# Article
Enseignement, emploi et jeunesse

L’enseignement. Pour beaucoup, le niveau n’est plus ce qu’il était. Et c’est un jeune qui le dit. « Quand les Belges sont arrivés. Ils ont construit des écoles et des universités. Cela a permis à nos ancêtres et leurs enfants de bénéficier d’une bonne éducation », explique Daniel Aloterembi, 25 ans et étudiant en dernière année à l’IFASIC. Homme de lettres, il déplore qu’ »une personne peut se dire licenciée en lettre, mais parfois incapable d’écrire une phrase en français sans faire de fautes. C’est pour moi une grande déception. Les autorités doivent tenter de relever ce niveau d’enseignement pour essayer d’avancer. C’est inimaginable de penser que nos parents qui ont fait des études moyennes ont un niveau plus élevé que nous. Nous devons nous interroger et voir comment remédier à ce problème. »

L’emploi. C’est en RDC l’un des grands problèmes et l’une des priorités des jeunes congolais. Eunice Etaka est juriste et membre de la Lucha. Ce mouvement citoyen congolais non-partisan et non-violent a été lancé le 1er mai 2012 à Goma, en RDC, suite à un ras-le-bol de jeunes choqués, indignés et révoltés par la situation de chaos général du pays. « 80% des jeunes sont au chômage. Que font-ils ? Actuellement, c’est le chaos pratiquement total tant sur le plan social, économique et politique », déplore-t-elle.

L’existence d’un mouvement citoyen comme Lucha illustre
les désenchantement des jeunes congolais.

« Malheureusement, la colonisation a pris une autre forme. Elle n’est plus officielle mais elle est devenue officieuse. Les pillages continuent mais sous une autre forme, poursuit la jeune Congolaise. La négociation de matière première est faite de non-sens. Le traitement du Congolais en tant qu’être humain pose un problème. Il est traité de manière inégale à l’intérieur et même à l’extérieur du pays ».

# Consignes
**A.** Selon l'article, pourquoi la Lucha a-t-elle été lancée ? Répondez en une à trois phrases.
**B.** Recopiez fidèlement le passage de l'article qui va de « L’emploi. C’est en » jusqu'à « désenchantement des jeunes congolais. » inclus.
Servez-vous uniquement de l'article.

(Enregistrements bruts)
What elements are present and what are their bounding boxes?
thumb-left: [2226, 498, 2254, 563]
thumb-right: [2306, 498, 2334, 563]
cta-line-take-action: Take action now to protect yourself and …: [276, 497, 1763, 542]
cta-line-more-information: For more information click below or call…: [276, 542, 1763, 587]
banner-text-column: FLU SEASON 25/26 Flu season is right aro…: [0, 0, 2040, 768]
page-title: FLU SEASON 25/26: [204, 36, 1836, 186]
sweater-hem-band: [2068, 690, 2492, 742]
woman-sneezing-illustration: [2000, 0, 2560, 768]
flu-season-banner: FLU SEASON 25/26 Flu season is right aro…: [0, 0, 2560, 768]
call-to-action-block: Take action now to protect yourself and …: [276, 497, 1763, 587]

# Réponses
**A.** La Lucha a été lancée le 1er mai 2012 à Goma. Elle est née du ras-le-bol de jeunes choqués, indignés et révoltés par la situation de chaos général du pays.

**B.**
L’emploi. C’est en RDC l’un des grands problèmes et l’une des priorités des jeunes congolais. Eunice Etaka est juriste et membre de la Lucha. Ce mouvement citoyen congolais non-partisan et non-violent a été lancé le 1er mai 2012 à Goma, en RDC, suite à un ras-le-bol de jeunes choqués, indignés et révoltés par la situation de chaos général du pays. « 80% des jeunes sont au chômage. Que font-ils ? Actuellement, c’est le chaos pratiquement total tant sur le plan social, économique et politique », déplore-t-elle.

L’existence d’un mouvement citoyen comme Lucha illustre
les désenchantement des jeunes congolais.